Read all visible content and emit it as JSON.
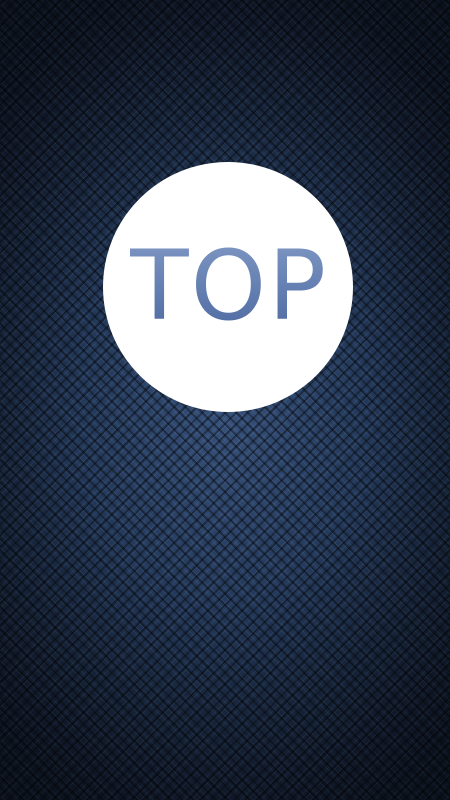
{
  "splash": {
    "logo_text": "TOP"
  },
  "colors": {
    "background_center": "#35507a",
    "background_edge": "#101a2d",
    "circle": "#ffffff",
    "logo_text": "#6580b2"
  }
}
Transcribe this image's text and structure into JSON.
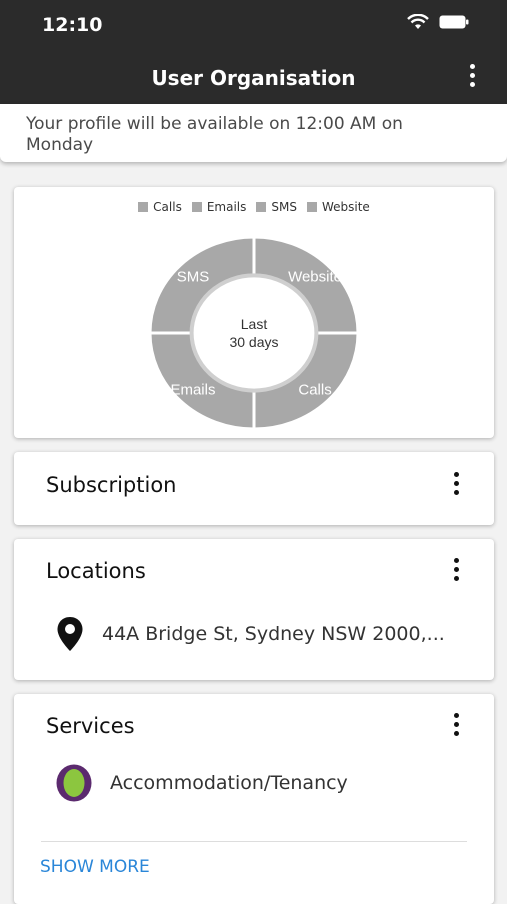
{
  "status_bar": {
    "time": "12:10"
  },
  "header": {
    "title": "User Organisation",
    "menu_icon": "more-vertical-icon"
  },
  "notice": {
    "text": "Your profile will be available on 12:00 AM on Monday"
  },
  "chart_data": {
    "type": "pie",
    "categories": [
      "Calls",
      "Emails",
      "SMS",
      "Website"
    ],
    "values": [
      25,
      25,
      25,
      25
    ],
    "center_label": [
      "Last",
      "30 days"
    ],
    "legend_position": "top",
    "colors": [
      "#a8a8a8",
      "#a8a8a8",
      "#a8a8a8",
      "#a8a8a8"
    ]
  },
  "subscription": {
    "title": "Subscription"
  },
  "locations": {
    "title": "Locations",
    "address": "44A Bridge St, Sydney NSW 2000,..."
  },
  "services": {
    "title": "Services",
    "item": "Accommodation/Tenancy",
    "show_more": "SHOW MORE"
  },
  "colors": {
    "appbar": "#2b2b2b",
    "accent": "#2a86d8",
    "service_icon_outer": "#5b2a6e",
    "service_icon_inner": "#8cc63f"
  }
}
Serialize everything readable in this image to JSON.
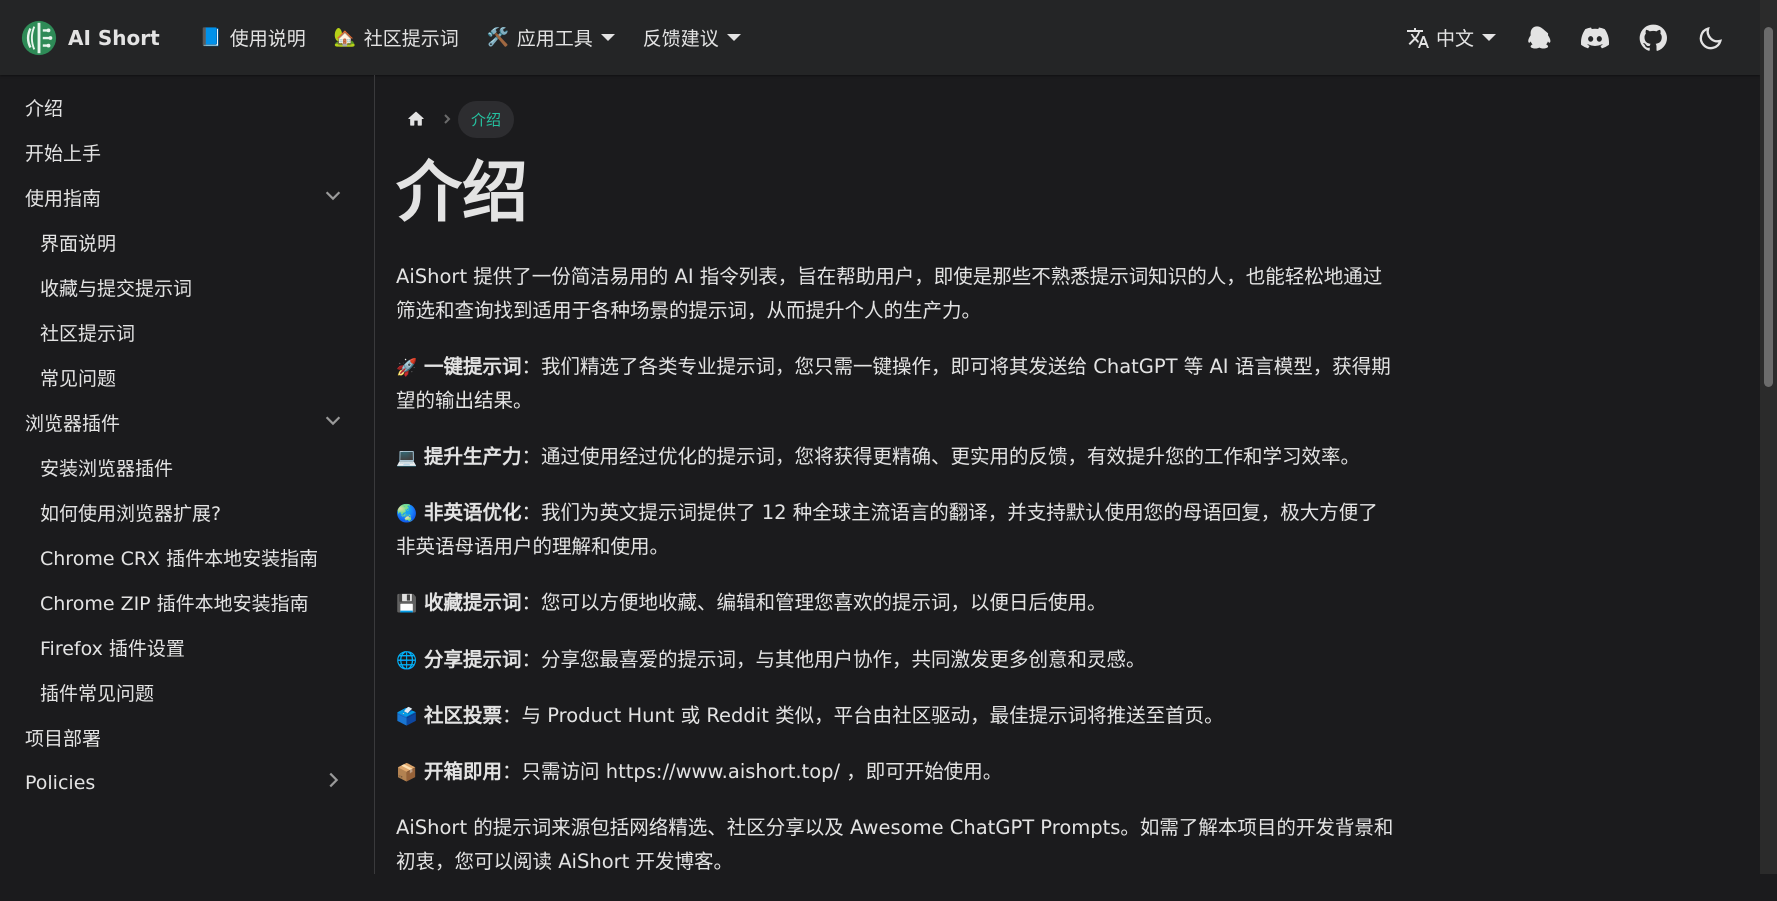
{
  "navbar": {
    "brand": "AI Short",
    "items": [
      {
        "emoji": "📘",
        "label": "使用说明",
        "dropdown": false
      },
      {
        "emoji": "🏡",
        "label": "社区提示词",
        "dropdown": false
      },
      {
        "emoji": "🛠️",
        "label": "应用工具",
        "dropdown": true
      },
      {
        "emoji": "",
        "label": "反馈建议",
        "dropdown": true
      }
    ],
    "language": "中文"
  },
  "sidebar": {
    "items": [
      {
        "label": "介绍",
        "level": 0
      },
      {
        "label": "开始上手",
        "level": 0
      },
      {
        "label": "使用指南",
        "level": 0,
        "chevron": "down"
      },
      {
        "label": "界面说明",
        "level": 1
      },
      {
        "label": "收藏与提交提示词",
        "level": 1
      },
      {
        "label": "社区提示词",
        "level": 1
      },
      {
        "label": "常见问题",
        "level": 1
      },
      {
        "label": "浏览器插件",
        "level": 0,
        "chevron": "down"
      },
      {
        "label": "安装浏览器插件",
        "level": 1
      },
      {
        "label": "如何使用浏览器扩展?",
        "level": 1
      },
      {
        "label": "Chrome CRX 插件本地安装指南",
        "level": 1
      },
      {
        "label": "Chrome ZIP 插件本地安装指南",
        "level": 1
      },
      {
        "label": "Firefox 插件设置",
        "level": 1
      },
      {
        "label": "插件常见问题",
        "level": 1
      },
      {
        "label": "项目部署",
        "level": 0
      },
      {
        "label": "Policies",
        "level": 0,
        "chevron": "right"
      }
    ]
  },
  "breadcrumb": {
    "current": "介绍"
  },
  "page": {
    "title": "介绍",
    "intro": "AiShort 提供了一份简洁易用的 AI 指令列表，旨在帮助用户，即使是那些不熟悉提示词知识的人，也能轻松地通过筛选和查询找到适用于各种场景的提示词，从而提升个人的生产力。",
    "features": [
      {
        "emoji": "🚀",
        "title": "一键提示词",
        "text": "：我们精选了各类专业提示词，您只需一键操作，即可将其发送给 ChatGPT 等 AI 语言模型，获得期望的输出结果。"
      },
      {
        "emoji": "💻",
        "title": "提升生产力",
        "text": "：通过使用经过优化的提示词，您将获得更精确、更实用的反馈，有效提升您的工作和学习效率。"
      },
      {
        "emoji": "🌏",
        "title": "非英语优化",
        "text": "：我们为英文提示词提供了 12 种全球主流语言的翻译，并支持默认使用您的母语回复，极大方便了非英语母语用户的理解和使用。"
      },
      {
        "emoji": "💾",
        "title": "收藏提示词",
        "text": "：您可以方便地收藏、编辑和管理您喜欢的提示词，以便日后使用。"
      },
      {
        "emoji": "🌐",
        "title": "分享提示词",
        "text": "：分享您最喜爱的提示词，与其他用户协作，共同激发更多创意和灵感。"
      },
      {
        "emoji": "🗳️",
        "title": "社区投票",
        "text": "：与 Product Hunt 或 Reddit 类似，平台由社区驱动，最佳提示词将推送至首页。"
      },
      {
        "emoji": "📦",
        "title": "开箱即用",
        "text": "：只需访问 https://www.aishort.top/ ，即可开始使用。"
      }
    ],
    "outro": "AiShort 的提示词来源包括网络精选、社区分享以及 Awesome ChatGPT Prompts。如需了解本项目的开发背景和初衷，您可以阅读 AiShort 开发博客。"
  }
}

....

_Your objective_: Pull out every line containing "emoji".

_Task answer_:
        "emoji": "📘",
        "emoji": "🏡",
        "emoji": "🛠️",
        "emoji": "",
        "emoji": "🚀",
        "emoji": "💻",
        "emoji": "🌏",
        "emoji": "💾",
        "emoji": "🌐",
        "emoji": "🗳️",
        "emoji": "📦",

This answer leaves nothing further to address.